--- begin ---

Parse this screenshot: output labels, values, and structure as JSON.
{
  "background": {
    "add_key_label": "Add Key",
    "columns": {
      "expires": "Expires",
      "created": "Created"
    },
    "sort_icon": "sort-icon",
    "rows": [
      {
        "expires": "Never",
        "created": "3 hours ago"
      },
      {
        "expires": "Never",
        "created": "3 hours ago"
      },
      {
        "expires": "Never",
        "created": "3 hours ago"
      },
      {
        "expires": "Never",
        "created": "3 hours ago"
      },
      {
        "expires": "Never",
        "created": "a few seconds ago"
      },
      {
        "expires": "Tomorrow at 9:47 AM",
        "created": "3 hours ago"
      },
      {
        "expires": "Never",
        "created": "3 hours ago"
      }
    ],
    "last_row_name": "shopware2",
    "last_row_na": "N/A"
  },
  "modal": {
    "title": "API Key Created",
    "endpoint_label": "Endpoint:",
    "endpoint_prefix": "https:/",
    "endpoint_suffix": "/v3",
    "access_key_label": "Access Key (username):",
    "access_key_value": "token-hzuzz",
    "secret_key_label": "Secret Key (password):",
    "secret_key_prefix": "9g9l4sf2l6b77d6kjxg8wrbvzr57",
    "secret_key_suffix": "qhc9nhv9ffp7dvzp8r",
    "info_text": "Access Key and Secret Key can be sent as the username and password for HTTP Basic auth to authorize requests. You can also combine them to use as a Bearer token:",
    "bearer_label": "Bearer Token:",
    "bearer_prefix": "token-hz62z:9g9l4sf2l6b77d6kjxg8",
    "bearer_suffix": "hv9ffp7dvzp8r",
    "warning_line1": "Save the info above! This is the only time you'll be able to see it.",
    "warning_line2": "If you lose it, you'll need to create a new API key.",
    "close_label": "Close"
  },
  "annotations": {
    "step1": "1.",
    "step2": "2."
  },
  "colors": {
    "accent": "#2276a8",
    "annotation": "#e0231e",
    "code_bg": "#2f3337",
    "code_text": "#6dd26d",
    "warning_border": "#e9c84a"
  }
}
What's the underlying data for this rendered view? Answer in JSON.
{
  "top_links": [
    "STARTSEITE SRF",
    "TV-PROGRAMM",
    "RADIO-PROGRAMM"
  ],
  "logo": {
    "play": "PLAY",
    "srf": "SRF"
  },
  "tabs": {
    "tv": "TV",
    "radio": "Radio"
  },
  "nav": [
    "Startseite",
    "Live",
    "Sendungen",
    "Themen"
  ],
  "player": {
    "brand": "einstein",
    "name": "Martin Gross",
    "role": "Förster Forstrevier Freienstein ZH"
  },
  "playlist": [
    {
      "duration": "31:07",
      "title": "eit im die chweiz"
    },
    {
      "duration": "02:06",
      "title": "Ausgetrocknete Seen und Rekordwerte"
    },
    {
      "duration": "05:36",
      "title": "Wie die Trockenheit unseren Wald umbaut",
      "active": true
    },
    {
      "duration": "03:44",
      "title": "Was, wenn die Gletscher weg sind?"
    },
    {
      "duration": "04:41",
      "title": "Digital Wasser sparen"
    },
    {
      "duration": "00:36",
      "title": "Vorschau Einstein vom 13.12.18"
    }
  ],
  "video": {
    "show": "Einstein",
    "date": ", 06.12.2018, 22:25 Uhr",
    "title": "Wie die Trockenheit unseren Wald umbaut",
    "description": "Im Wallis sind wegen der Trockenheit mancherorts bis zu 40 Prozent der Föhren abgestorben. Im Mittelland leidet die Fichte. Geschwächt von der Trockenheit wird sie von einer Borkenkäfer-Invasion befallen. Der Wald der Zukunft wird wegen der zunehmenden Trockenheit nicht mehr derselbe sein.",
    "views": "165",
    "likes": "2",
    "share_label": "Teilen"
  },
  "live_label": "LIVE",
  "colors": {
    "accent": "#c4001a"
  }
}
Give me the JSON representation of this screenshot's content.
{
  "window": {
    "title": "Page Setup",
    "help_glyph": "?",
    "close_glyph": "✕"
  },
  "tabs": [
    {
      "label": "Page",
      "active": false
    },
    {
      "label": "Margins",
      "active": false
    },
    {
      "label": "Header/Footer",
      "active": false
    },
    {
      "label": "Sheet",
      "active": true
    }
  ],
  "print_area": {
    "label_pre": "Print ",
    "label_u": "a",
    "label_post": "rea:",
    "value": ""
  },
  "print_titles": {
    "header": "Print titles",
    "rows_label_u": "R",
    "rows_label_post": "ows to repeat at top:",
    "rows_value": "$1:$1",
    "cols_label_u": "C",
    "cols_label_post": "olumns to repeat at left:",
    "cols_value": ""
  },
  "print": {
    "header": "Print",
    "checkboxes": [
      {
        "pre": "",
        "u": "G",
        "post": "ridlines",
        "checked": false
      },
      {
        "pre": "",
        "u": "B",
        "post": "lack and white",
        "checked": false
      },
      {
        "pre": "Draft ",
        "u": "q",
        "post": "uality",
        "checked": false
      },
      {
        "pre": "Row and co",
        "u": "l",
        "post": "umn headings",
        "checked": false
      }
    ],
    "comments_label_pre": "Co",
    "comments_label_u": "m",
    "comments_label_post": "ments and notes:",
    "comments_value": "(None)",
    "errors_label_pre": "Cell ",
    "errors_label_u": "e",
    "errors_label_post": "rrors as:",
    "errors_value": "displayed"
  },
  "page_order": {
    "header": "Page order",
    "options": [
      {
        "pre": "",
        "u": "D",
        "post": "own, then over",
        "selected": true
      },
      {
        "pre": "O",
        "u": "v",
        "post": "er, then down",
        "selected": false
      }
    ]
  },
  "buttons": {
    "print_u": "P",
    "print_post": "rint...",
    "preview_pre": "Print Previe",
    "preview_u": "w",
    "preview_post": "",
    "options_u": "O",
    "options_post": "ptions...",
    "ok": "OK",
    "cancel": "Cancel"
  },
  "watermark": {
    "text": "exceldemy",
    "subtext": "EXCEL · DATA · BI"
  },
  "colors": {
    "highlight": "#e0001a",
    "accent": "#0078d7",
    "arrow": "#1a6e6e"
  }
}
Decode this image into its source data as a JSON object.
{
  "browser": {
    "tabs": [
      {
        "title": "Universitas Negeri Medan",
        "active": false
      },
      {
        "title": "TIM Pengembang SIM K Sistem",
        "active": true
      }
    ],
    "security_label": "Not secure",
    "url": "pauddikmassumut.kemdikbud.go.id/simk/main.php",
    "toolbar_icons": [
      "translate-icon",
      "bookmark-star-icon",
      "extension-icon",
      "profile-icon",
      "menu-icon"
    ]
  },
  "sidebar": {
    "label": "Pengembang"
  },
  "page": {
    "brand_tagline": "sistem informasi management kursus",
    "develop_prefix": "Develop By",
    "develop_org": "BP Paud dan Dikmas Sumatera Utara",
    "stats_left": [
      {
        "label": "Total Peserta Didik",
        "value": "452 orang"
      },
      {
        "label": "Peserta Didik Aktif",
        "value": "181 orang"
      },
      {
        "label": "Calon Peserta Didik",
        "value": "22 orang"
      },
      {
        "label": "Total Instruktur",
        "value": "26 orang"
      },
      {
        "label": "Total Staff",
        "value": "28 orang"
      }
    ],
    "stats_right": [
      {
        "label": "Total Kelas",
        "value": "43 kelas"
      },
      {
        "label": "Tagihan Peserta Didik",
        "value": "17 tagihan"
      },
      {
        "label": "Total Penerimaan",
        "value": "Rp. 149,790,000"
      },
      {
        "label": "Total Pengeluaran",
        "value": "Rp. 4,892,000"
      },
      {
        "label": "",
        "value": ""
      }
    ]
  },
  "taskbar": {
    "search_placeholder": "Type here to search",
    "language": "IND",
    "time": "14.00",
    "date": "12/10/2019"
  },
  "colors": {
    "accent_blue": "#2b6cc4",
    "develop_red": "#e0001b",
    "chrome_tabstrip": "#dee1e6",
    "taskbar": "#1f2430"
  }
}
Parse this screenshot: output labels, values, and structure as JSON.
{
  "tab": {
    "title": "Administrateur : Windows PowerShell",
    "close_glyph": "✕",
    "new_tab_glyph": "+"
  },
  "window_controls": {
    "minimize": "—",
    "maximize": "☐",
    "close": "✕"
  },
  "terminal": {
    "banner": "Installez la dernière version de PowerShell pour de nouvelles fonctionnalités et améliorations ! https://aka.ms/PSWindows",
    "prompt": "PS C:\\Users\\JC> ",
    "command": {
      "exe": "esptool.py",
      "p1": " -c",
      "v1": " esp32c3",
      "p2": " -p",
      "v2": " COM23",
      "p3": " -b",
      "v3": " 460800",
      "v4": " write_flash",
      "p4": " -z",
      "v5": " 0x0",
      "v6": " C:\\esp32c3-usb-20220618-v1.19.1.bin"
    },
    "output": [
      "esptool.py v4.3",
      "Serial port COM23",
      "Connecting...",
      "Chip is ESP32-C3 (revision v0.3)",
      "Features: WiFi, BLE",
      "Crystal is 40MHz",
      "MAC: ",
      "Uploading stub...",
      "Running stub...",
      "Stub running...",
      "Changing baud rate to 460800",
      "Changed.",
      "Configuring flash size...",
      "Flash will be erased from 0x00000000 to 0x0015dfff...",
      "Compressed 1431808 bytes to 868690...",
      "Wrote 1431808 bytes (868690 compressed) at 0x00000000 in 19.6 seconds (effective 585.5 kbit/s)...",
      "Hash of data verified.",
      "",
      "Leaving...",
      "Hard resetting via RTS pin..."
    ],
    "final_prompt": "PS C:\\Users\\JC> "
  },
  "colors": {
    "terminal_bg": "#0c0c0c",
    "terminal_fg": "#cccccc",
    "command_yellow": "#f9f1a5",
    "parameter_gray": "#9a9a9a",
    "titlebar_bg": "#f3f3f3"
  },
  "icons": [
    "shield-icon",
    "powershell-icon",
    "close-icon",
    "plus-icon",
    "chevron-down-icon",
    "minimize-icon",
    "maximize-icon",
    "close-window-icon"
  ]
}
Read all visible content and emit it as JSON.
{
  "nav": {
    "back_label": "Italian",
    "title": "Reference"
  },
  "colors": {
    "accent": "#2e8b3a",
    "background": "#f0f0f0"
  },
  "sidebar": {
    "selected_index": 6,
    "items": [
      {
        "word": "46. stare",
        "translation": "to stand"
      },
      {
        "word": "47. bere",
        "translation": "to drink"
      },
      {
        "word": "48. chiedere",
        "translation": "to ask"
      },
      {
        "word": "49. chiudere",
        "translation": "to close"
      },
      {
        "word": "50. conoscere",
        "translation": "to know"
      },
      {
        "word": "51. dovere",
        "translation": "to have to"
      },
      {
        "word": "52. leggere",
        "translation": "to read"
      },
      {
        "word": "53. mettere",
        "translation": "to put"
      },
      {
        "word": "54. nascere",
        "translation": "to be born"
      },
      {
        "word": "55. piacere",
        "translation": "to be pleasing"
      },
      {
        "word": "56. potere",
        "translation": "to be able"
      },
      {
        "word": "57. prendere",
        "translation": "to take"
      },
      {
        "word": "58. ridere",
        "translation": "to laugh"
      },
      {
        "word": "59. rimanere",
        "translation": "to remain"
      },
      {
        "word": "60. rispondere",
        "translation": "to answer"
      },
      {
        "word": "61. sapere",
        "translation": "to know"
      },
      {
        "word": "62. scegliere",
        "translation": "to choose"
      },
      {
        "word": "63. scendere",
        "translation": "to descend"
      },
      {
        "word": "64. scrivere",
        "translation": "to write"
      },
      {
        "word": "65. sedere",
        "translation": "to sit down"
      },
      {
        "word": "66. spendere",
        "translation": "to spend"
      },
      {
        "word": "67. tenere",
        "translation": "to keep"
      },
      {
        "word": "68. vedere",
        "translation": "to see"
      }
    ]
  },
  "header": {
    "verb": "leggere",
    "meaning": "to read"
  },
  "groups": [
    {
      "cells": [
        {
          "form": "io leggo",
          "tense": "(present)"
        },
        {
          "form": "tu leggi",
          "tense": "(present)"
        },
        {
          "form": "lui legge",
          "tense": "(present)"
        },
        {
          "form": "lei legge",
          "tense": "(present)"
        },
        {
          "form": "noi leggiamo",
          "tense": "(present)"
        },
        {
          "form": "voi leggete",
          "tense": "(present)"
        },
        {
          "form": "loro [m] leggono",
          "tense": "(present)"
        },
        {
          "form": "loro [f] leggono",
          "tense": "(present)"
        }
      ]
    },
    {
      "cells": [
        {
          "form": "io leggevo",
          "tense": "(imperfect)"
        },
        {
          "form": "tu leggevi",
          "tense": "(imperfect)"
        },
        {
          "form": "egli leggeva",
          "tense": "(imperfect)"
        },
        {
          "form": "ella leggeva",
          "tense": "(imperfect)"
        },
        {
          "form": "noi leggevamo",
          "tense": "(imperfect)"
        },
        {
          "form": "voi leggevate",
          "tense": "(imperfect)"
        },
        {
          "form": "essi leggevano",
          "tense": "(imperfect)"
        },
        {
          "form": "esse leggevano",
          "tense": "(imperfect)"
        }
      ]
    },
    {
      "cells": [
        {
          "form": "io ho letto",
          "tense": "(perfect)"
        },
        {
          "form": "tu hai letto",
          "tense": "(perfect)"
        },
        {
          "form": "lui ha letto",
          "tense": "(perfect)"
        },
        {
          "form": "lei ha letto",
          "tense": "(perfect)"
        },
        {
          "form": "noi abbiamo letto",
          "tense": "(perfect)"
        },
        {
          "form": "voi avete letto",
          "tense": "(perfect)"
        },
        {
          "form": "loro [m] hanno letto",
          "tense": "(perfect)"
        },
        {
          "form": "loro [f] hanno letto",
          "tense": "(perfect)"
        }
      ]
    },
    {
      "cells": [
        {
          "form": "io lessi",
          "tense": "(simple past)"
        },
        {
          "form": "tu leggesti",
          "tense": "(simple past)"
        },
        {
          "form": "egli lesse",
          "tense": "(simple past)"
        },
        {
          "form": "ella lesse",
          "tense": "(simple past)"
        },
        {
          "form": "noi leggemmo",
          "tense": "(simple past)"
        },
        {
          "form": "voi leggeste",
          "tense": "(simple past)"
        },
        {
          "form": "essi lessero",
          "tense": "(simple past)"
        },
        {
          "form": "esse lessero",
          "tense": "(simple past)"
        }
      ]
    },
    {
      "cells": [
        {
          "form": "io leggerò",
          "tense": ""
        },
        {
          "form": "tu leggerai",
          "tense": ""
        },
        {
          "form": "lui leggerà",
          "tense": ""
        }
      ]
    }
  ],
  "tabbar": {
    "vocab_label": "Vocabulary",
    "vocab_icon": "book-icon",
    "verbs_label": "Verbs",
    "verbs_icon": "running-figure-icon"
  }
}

--- end ---

## DO THIS:
In the listing above, find each line with the word "leggono" and copy it.

## RESULT FOR THIS EXERCISE:
          "form": "loro [m] leggono",
          "form": "loro [f] leggono",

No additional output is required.